Extract the whole listing as it stands. Do not include the pictures.

[Figure record listings]

* BEGIN *

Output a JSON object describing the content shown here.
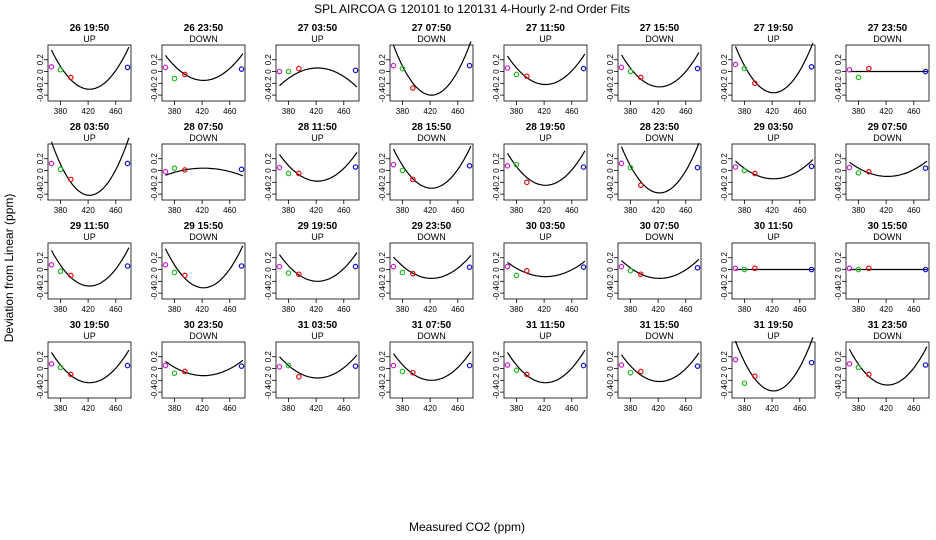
{
  "chart_data": {
    "type": "scatter",
    "title": "SPL   AIRCOA G   120101 to 120131   4-Hourly 2-nd Order Fits",
    "xlabel": "Measured CO2 (ppm)",
    "ylabel": "Deviation from Linear (ppm)",
    "xlim": [
      362,
      482
    ],
    "ylim": [
      -0.5,
      0.45
    ],
    "xticks": [
      380,
      420,
      460
    ],
    "xtick_labels": [
      "380",
      "420",
      "460"
    ],
    "yticks": [
      -0.4,
      -0.2,
      0.0,
      0.2
    ],
    "ytick_labels": [
      "-0.4",
      "-0.2",
      "0",
      "0.2"
    ],
    "point_colors": {
      "std1": "#cc22cc",
      "std2": "#22bb22",
      "std3": "#dd1111",
      "std4": "#1111cc"
    },
    "panels": [
      {
        "time": "26 19:50",
        "dir": "UP",
        "a": 0.00022,
        "c": -0.3,
        "pts": [
          0.08,
          0.03,
          -0.1,
          0.07
        ]
      },
      {
        "time": "26 23:50",
        "dir": "DOWN",
        "a": 0.00014,
        "c": -0.15,
        "pts": [
          0.07,
          -0.12,
          -0.05,
          0.04
        ]
      },
      {
        "time": "27 03:50",
        "dir": "UP",
        "a": -0.0001,
        "c": 0.06,
        "pts": [
          0.0,
          0.0,
          0.05,
          0.02
        ]
      },
      {
        "time": "27 07:50",
        "dir": "DOWN",
        "a": 0.00028,
        "c": -0.4,
        "pts": [
          0.1,
          0.05,
          -0.28,
          0.1
        ]
      },
      {
        "time": "27 11:50",
        "dir": "UP",
        "a": 0.00016,
        "c": -0.22,
        "pts": [
          0.06,
          -0.05,
          -0.08,
          0.05
        ]
      },
      {
        "time": "27 15:50",
        "dir": "DOWN",
        "a": 0.00018,
        "c": -0.26,
        "pts": [
          0.07,
          0.0,
          -0.1,
          0.05
        ]
      },
      {
        "time": "27 19:50",
        "dir": "UP",
        "a": 0.00026,
        "c": -0.36,
        "pts": [
          0.12,
          0.05,
          -0.2,
          0.08
        ]
      },
      {
        "time": "27 23:50",
        "dir": "DOWN",
        "a": 0.0,
        "c": 0.0,
        "pts": [
          0.03,
          -0.1,
          0.05,
          0.0
        ]
      },
      {
        "time": "28 03:50",
        "dir": "UP",
        "a": 0.0003,
        "c": -0.42,
        "pts": [
          0.12,
          0.02,
          -0.15,
          0.12
        ]
      },
      {
        "time": "28 07:50",
        "dir": "DOWN",
        "a": -4e-05,
        "c": 0.04,
        "pts": [
          -0.02,
          0.04,
          0.01,
          0.02
        ]
      },
      {
        "time": "28 11:50",
        "dir": "UP",
        "a": 0.00015,
        "c": -0.18,
        "pts": [
          0.05,
          -0.05,
          -0.05,
          0.06
        ]
      },
      {
        "time": "28 15:50",
        "dir": "DOWN",
        "a": 0.00022,
        "c": -0.3,
        "pts": [
          0.1,
          0.0,
          -0.15,
          0.08
        ]
      },
      {
        "time": "28 19:50",
        "dir": "UP",
        "a": 0.00018,
        "c": -0.25,
        "pts": [
          0.08,
          0.1,
          -0.2,
          0.06
        ]
      },
      {
        "time": "28 23:50",
        "dir": "DOWN",
        "a": 0.00026,
        "c": -0.38,
        "pts": [
          0.12,
          0.05,
          -0.25,
          0.05
        ]
      },
      {
        "time": "29 03:50",
        "dir": "UP",
        "a": 0.0001,
        "c": -0.14,
        "pts": [
          0.06,
          0.0,
          -0.05,
          0.07
        ]
      },
      {
        "time": "29 07:50",
        "dir": "DOWN",
        "a": 8e-05,
        "c": -0.1,
        "pts": [
          0.05,
          -0.04,
          -0.02,
          0.04
        ]
      },
      {
        "time": "29 11:50",
        "dir": "UP",
        "a": 0.0002,
        "c": -0.28,
        "pts": [
          0.08,
          -0.03,
          -0.1,
          0.06
        ]
      },
      {
        "time": "29 15:50",
        "dir": "DOWN",
        "a": 0.00022,
        "c": -0.31,
        "pts": [
          0.08,
          -0.05,
          -0.1,
          0.06
        ]
      },
      {
        "time": "29 19:50",
        "dir": "UP",
        "a": 0.00015,
        "c": -0.2,
        "pts": [
          0.05,
          -0.06,
          -0.08,
          0.05
        ]
      },
      {
        "time": "29 23:50",
        "dir": "DOWN",
        "a": 0.00012,
        "c": -0.15,
        "pts": [
          0.05,
          -0.05,
          -0.07,
          0.04
        ]
      },
      {
        "time": "30 03:50",
        "dir": "UP",
        "a": 8e-05,
        "c": -0.12,
        "pts": [
          0.05,
          -0.1,
          -0.02,
          0.04
        ]
      },
      {
        "time": "30 07:50",
        "dir": "DOWN",
        "a": 0.0001,
        "c": -0.15,
        "pts": [
          0.05,
          -0.02,
          -0.08,
          0.03
        ]
      },
      {
        "time": "30 11:50",
        "dir": "UP",
        "a": 0.0,
        "c": 0.0,
        "pts": [
          0.02,
          0.0,
          0.02,
          0.0
        ]
      },
      {
        "time": "30 15:50",
        "dir": "DOWN",
        "a": 0.0,
        "c": 0.0,
        "pts": [
          0.02,
          0.0,
          0.02,
          0.0
        ]
      },
      {
        "time": "30 19:50",
        "dir": "UP",
        "a": 0.00017,
        "c": -0.24,
        "pts": [
          0.08,
          0.02,
          -0.1,
          0.05
        ]
      },
      {
        "time": "30 23:50",
        "dir": "DOWN",
        "a": 8e-05,
        "c": -0.12,
        "pts": [
          0.05,
          -0.08,
          -0.05,
          0.04
        ]
      },
      {
        "time": "31 03:50",
        "dir": "UP",
        "a": 0.00012,
        "c": -0.16,
        "pts": [
          0.03,
          0.05,
          -0.14,
          0.04
        ]
      },
      {
        "time": "31 07:50",
        "dir": "DOWN",
        "a": 0.00015,
        "c": -0.2,
        "pts": [
          0.05,
          -0.05,
          -0.07,
          0.05
        ]
      },
      {
        "time": "31 11:50",
        "dir": "UP",
        "a": 0.00017,
        "c": -0.24,
        "pts": [
          0.06,
          -0.03,
          -0.1,
          0.05
        ]
      },
      {
        "time": "31 15:50",
        "dir": "DOWN",
        "a": 0.00015,
        "c": -0.22,
        "pts": [
          0.06,
          -0.07,
          -0.05,
          0.04
        ]
      },
      {
        "time": "31 19:50",
        "dir": "UP",
        "a": 0.00028,
        "c": -0.38,
        "pts": [
          0.15,
          -0.25,
          -0.13,
          0.1
        ]
      },
      {
        "time": "31 23:50",
        "dir": "DOWN",
        "a": 0.0002,
        "c": -0.28,
        "pts": [
          0.08,
          0.02,
          -0.1,
          0.06
        ]
      }
    ],
    "point_x": [
      367,
      380,
      395,
      477
    ]
  }
}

* END *

__Answer below__:
Output a JSON object describing the content shown here.
{
  "chart_data": {
    "type": "scatter",
    "title": "SPL   AIRCOA G   120101 to 120131   4-Hourly 2-nd Order Fits",
    "xlabel": "Measured CO2 (ppm)",
    "ylabel": "Deviation from Linear (ppm)",
    "xlim": [
      362,
      482
    ],
    "ylim": [
      -0.5,
      0.45
    ],
    "xticks": [
      380,
      420,
      460
    ],
    "xtick_labels": [
      "380",
      "420",
      "460"
    ],
    "yticks": [
      -0.4,
      -0.2,
      0.0,
      0.2
    ],
    "ytick_labels": [
      "-0.4",
      "-0.2",
      "0",
      "0.2"
    ],
    "point_colors": {
      "std1": "#cc22cc",
      "std2": "#22bb22",
      "std3": "#dd1111",
      "std4": "#1111cc"
    },
    "panels": [
      {
        "time": "26 19:50",
        "dir": "UP",
        "a": 0.00022,
        "c": -0.3,
        "pts": [
          0.08,
          0.03,
          -0.1,
          0.07
        ]
      },
      {
        "time": "26 23:50",
        "dir": "DOWN",
        "a": 0.00014,
        "c": -0.15,
        "pts": [
          0.07,
          -0.12,
          -0.05,
          0.04
        ]
      },
      {
        "time": "27 03:50",
        "dir": "UP",
        "a": -0.0001,
        "c": 0.06,
        "pts": [
          0.0,
          0.0,
          0.05,
          0.02
        ]
      },
      {
        "time": "27 07:50",
        "dir": "DOWN",
        "a": 0.00028,
        "c": -0.4,
        "pts": [
          0.1,
          0.05,
          -0.28,
          0.1
        ]
      },
      {
        "time": "27 11:50",
        "dir": "UP",
        "a": 0.00016,
        "c": -0.22,
        "pts": [
          0.06,
          -0.05,
          -0.08,
          0.05
        ]
      },
      {
        "time": "27 15:50",
        "dir": "DOWN",
        "a": 0.00018,
        "c": -0.26,
        "pts": [
          0.07,
          0.0,
          -0.1,
          0.05
        ]
      },
      {
        "time": "27 19:50",
        "dir": "UP",
        "a": 0.00026,
        "c": -0.36,
        "pts": [
          0.12,
          0.05,
          -0.2,
          0.08
        ]
      },
      {
        "time": "27 23:50",
        "dir": "DOWN",
        "a": 0.0,
        "c": 0.0,
        "pts": [
          0.03,
          -0.1,
          0.05,
          0.0
        ]
      },
      {
        "time": "28 03:50",
        "dir": "UP",
        "a": 0.0003,
        "c": -0.42,
        "pts": [
          0.12,
          0.02,
          -0.15,
          0.12
        ]
      },
      {
        "time": "28 07:50",
        "dir": "DOWN",
        "a": -4e-05,
        "c": 0.04,
        "pts": [
          -0.02,
          0.04,
          0.01,
          0.02
        ]
      },
      {
        "time": "28 11:50",
        "dir": "UP",
        "a": 0.00015,
        "c": -0.18,
        "pts": [
          0.05,
          -0.05,
          -0.05,
          0.06
        ]
      },
      {
        "time": "28 15:50",
        "dir": "DOWN",
        "a": 0.00022,
        "c": -0.3,
        "pts": [
          0.1,
          0.0,
          -0.15,
          0.08
        ]
      },
      {
        "time": "28 19:50",
        "dir": "UP",
        "a": 0.00018,
        "c": -0.25,
        "pts": [
          0.08,
          0.1,
          -0.2,
          0.06
        ]
      },
      {
        "time": "28 23:50",
        "dir": "DOWN",
        "a": 0.00026,
        "c": -0.38,
        "pts": [
          0.12,
          0.05,
          -0.25,
          0.05
        ]
      },
      {
        "time": "29 03:50",
        "dir": "UP",
        "a": 0.0001,
        "c": -0.14,
        "pts": [
          0.06,
          0.0,
          -0.05,
          0.07
        ]
      },
      {
        "time": "29 07:50",
        "dir": "DOWN",
        "a": 8e-05,
        "c": -0.1,
        "pts": [
          0.05,
          -0.04,
          -0.02,
          0.04
        ]
      },
      {
        "time": "29 11:50",
        "dir": "UP",
        "a": 0.0002,
        "c": -0.28,
        "pts": [
          0.08,
          -0.03,
          -0.1,
          0.06
        ]
      },
      {
        "time": "29 15:50",
        "dir": "DOWN",
        "a": 0.00022,
        "c": -0.31,
        "pts": [
          0.08,
          -0.05,
          -0.1,
          0.06
        ]
      },
      {
        "time": "29 19:50",
        "dir": "UP",
        "a": 0.00015,
        "c": -0.2,
        "pts": [
          0.05,
          -0.06,
          -0.08,
          0.05
        ]
      },
      {
        "time": "29 23:50",
        "dir": "DOWN",
        "a": 0.00012,
        "c": -0.15,
        "pts": [
          0.05,
          -0.05,
          -0.07,
          0.04
        ]
      },
      {
        "time": "30 03:50",
        "dir": "UP",
        "a": 8e-05,
        "c": -0.12,
        "pts": [
          0.05,
          -0.1,
          -0.02,
          0.04
        ]
      },
      {
        "time": "30 07:50",
        "dir": "DOWN",
        "a": 0.0001,
        "c": -0.15,
        "pts": [
          0.05,
          -0.02,
          -0.08,
          0.03
        ]
      },
      {
        "time": "30 11:50",
        "dir": "UP",
        "a": 0.0,
        "c": 0.0,
        "pts": [
          0.02,
          0.0,
          0.02,
          0.0
        ]
      },
      {
        "time": "30 15:50",
        "dir": "DOWN",
        "a": 0.0,
        "c": 0.0,
        "pts": [
          0.02,
          0.0,
          0.02,
          0.0
        ]
      },
      {
        "time": "30 19:50",
        "dir": "UP",
        "a": 0.00017,
        "c": -0.24,
        "pts": [
          0.08,
          0.02,
          -0.1,
          0.05
        ]
      },
      {
        "time": "30 23:50",
        "dir": "DOWN",
        "a": 8e-05,
        "c": -0.12,
        "pts": [
          0.05,
          -0.08,
          -0.05,
          0.04
        ]
      },
      {
        "time": "31 03:50",
        "dir": "UP",
        "a": 0.00012,
        "c": -0.16,
        "pts": [
          0.03,
          0.05,
          -0.14,
          0.04
        ]
      },
      {
        "time": "31 07:50",
        "dir": "DOWN",
        "a": 0.00015,
        "c": -0.2,
        "pts": [
          0.05,
          -0.05,
          -0.07,
          0.05
        ]
      },
      {
        "time": "31 11:50",
        "dir": "UP",
        "a": 0.00017,
        "c": -0.24,
        "pts": [
          0.06,
          -0.03,
          -0.1,
          0.05
        ]
      },
      {
        "time": "31 15:50",
        "dir": "DOWN",
        "a": 0.00015,
        "c": -0.22,
        "pts": [
          0.06,
          -0.07,
          -0.05,
          0.04
        ]
      },
      {
        "time": "31 19:50",
        "dir": "UP",
        "a": 0.00028,
        "c": -0.38,
        "pts": [
          0.15,
          -0.25,
          -0.13,
          0.1
        ]
      },
      {
        "time": "31 23:50",
        "dir": "DOWN",
        "a": 0.0002,
        "c": -0.28,
        "pts": [
          0.08,
          0.02,
          -0.1,
          0.06
        ]
      }
    ],
    "point_x": [
      367,
      380,
      395,
      477
    ]
  }
}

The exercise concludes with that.